• [Your objective] Retype the listing below line for line, changing nothing.

• [Supplied data]
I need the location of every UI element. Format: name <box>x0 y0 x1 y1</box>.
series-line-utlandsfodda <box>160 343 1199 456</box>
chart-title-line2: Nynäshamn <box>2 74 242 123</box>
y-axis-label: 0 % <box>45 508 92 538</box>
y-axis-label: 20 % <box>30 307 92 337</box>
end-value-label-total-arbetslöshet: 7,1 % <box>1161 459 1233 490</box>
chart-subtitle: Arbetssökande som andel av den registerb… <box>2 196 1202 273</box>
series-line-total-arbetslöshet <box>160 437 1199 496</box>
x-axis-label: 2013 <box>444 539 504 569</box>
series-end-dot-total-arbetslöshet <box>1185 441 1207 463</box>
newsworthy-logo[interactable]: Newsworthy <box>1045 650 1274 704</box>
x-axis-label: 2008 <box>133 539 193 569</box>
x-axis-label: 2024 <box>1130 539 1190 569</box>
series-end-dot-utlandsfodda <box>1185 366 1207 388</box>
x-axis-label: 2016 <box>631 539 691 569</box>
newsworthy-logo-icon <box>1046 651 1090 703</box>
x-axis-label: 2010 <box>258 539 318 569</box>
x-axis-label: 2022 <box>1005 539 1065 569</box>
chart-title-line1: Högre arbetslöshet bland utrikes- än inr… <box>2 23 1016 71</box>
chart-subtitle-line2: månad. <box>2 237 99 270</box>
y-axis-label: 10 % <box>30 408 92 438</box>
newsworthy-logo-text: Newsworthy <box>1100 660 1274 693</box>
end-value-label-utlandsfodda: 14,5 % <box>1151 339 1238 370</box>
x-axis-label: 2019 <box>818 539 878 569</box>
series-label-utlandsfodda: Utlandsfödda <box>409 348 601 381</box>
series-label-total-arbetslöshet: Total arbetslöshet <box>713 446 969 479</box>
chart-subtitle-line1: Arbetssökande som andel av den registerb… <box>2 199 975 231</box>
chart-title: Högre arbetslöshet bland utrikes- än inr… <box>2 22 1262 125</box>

• [Written response]
I need the location of every UI element. Format: name <box>x0 y0 x1 y1</box>.
series-line-utlandsfodda <box>160 343 1199 456</box>
chart-title-line2: Nynäshamn <box>2 74 242 123</box>
y-axis-label: 0 % <box>45 508 92 538</box>
y-axis-label: 20 % <box>30 307 92 337</box>
end-value-label-total-arbetslöshet: 7,1 % <box>1161 459 1233 490</box>
chart-subtitle: Arbetssökande som andel av den registerb… <box>2 196 1202 273</box>
series-line-total-arbetslöshet <box>160 437 1199 496</box>
x-axis-label: 2013 <box>444 539 504 569</box>
series-end-dot-total-arbetslöshet <box>1185 441 1207 463</box>
newsworthy-logo[interactable]: Newsworthy <box>1045 650 1274 704</box>
x-axis-label: 2008 <box>133 539 193 569</box>
x-axis-label: 2024 <box>1130 539 1190 569</box>
series-end-dot-utlandsfodda <box>1185 366 1207 388</box>
x-axis-label: 2016 <box>631 539 691 569</box>
newsworthy-logo-icon <box>1046 651 1090 703</box>
x-axis-label: 2010 <box>258 539 318 569</box>
x-axis-label: 2022 <box>1005 539 1065 569</box>
chart-title-line1: Högre arbetslöshet bland utrikes- än inr… <box>2 23 1016 71</box>
chart-subtitle-line2: månad. <box>2 237 99 270</box>
y-axis-label: 10 % <box>30 408 92 438</box>
newsworthy-logo-text: Newsworthy <box>1100 660 1274 693</box>
end-value-label-utlandsfodda: 14,5 % <box>1151 339 1238 370</box>
x-axis-label: 2019 <box>818 539 878 569</box>
series-label-utlandsfodda: Utlandsfödda <box>409 348 601 381</box>
series-label-total-arbetslöshet: Total arbetslöshet <box>713 446 969 479</box>
chart-subtitle-line1: Arbetssökande som andel av den registerb… <box>2 199 975 231</box>
chart-title: Högre arbetslöshet bland utrikes- än inr… <box>2 22 1262 125</box>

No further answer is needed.